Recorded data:
# # # # #
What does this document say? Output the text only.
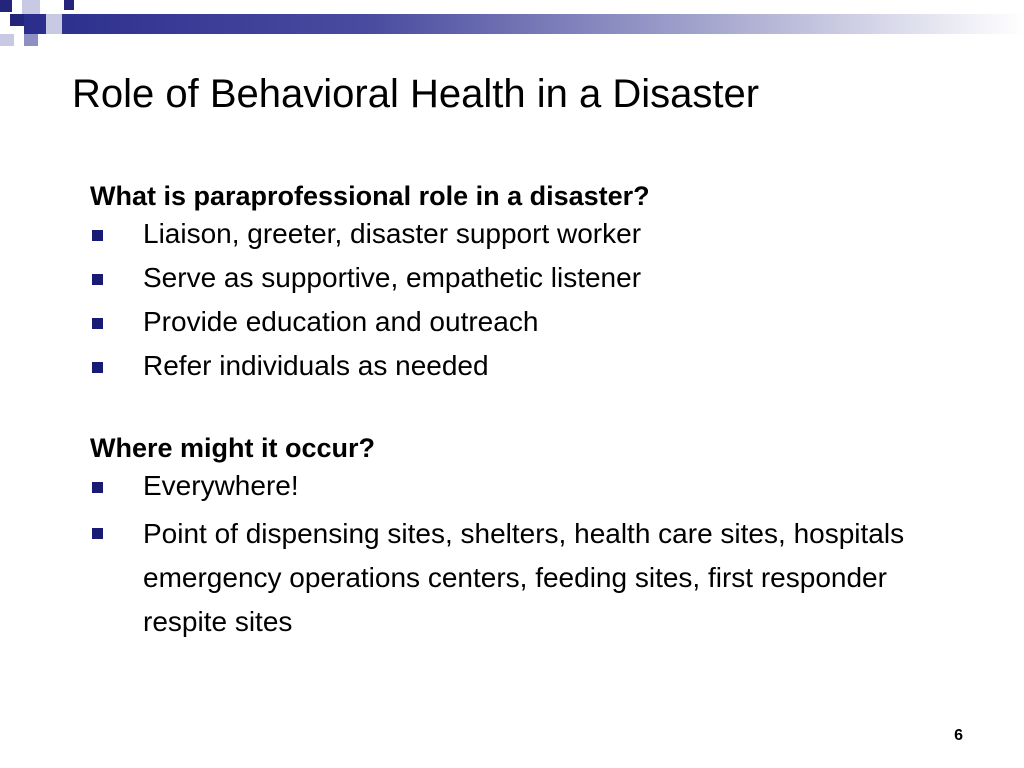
Role of Behavioral Health in a Disaster

What is paraprofessional role in a disaster?

Liaison, greeter, disaster support worker
Serve as supportive, empathetic listener
Provide education and outreach
Refer individuals as needed

Where might it occur?

Everywhere!
Point of dispensing sites, shelters, health care sites, hospitals emergency operations centers, feeding sites, first responder respite sites
6
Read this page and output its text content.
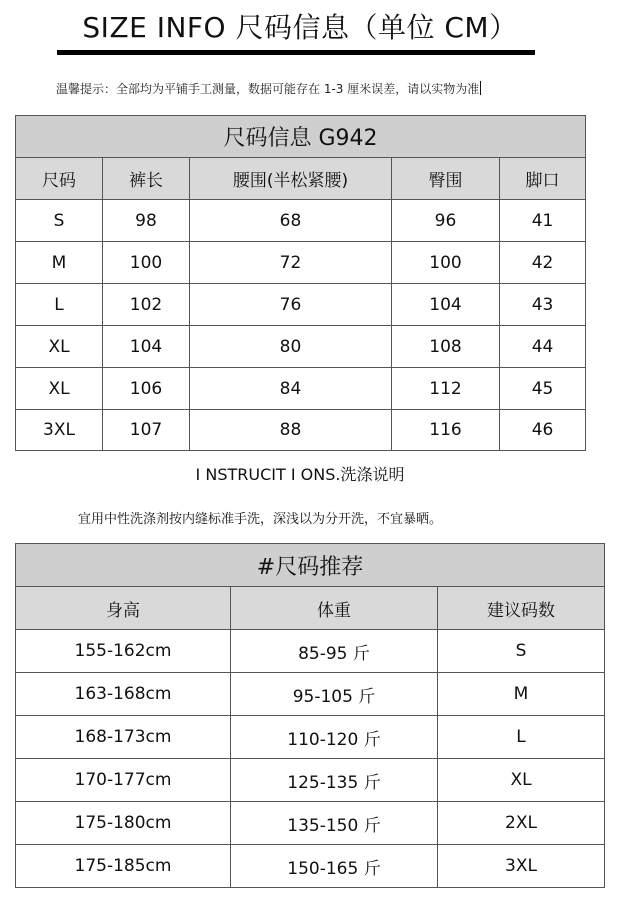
SIZE INFO 尺码信息（单位 CM）
温馨提示：全部均为平铺手工测量，数据可能存在 1-3 厘米误差，请以实物为准
尺码信息 G942				
尺码	裤长	腰围(半松紧腰)	臀围	脚口
S	98	68	96	41
M	100	72	100	42
L	102	76	104	43
XL	104	80	108	44
XL	106	84	112	45
3XL	107	88	116	46
I NSTRUCIT I ONS.洗涤说明
宜用中性洗涤剂按内缝标准手洗，深浅以为分开洗，不宜暴晒。
#尺码推荐		
身高	体重	建议码数
155-162cm	85-95 斤	S
163-168cm	95-105 斤	M
168-173cm	110-120 斤	L
170-177cm	125-135 斤	XL
175-180cm	135-150 斤	2XL
175-185cm	150-165 斤	3XL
# # # # #
WHAT THE EXERCISE ASKS: The records above must be transcribed exactly. Pictures are left out of the copy.

RESPONSE TO THIS EXERCISE:
What does this document say? Output the text only.
Role of Behavioral Health in a Disaster

What is paraprofessional role in a disaster?

Liaison, greeter, disaster support worker
Serve as supportive, empathetic listener
Provide education and outreach
Refer individuals as needed

Where might it occur?

Everywhere!
Point of dispensing sites, shelters, health care sites, hospitals emergency operations centers, feeding sites, first responder respite sites
6
Read this page and output its text content.
SIZE INFO 尺码信息（单位 CM）
温馨提示：全部均为平铺手工测量，数据可能存在 1-3 厘米误差，请以实物为准
尺码信息 G942				
尺码	裤长	腰围(半松紧腰)	臀围	脚口
S	98	68	96	41
M	100	72	100	42
L	102	76	104	43
XL	104	80	108	44
XL	106	84	112	45
3XL	107	88	116	46
I NSTRUCIT I ONS.洗涤说明
宜用中性洗涤剂按内缝标准手洗，深浅以为分开洗，不宜暴晒。
#尺码推荐		
身高	体重	建议码数
155-162cm	85-95 斤	S
163-168cm	95-105 斤	M
168-173cm	110-120 斤	L
170-177cm	125-135 斤	XL
175-180cm	135-150 斤	2XL
175-185cm	150-165 斤	3XL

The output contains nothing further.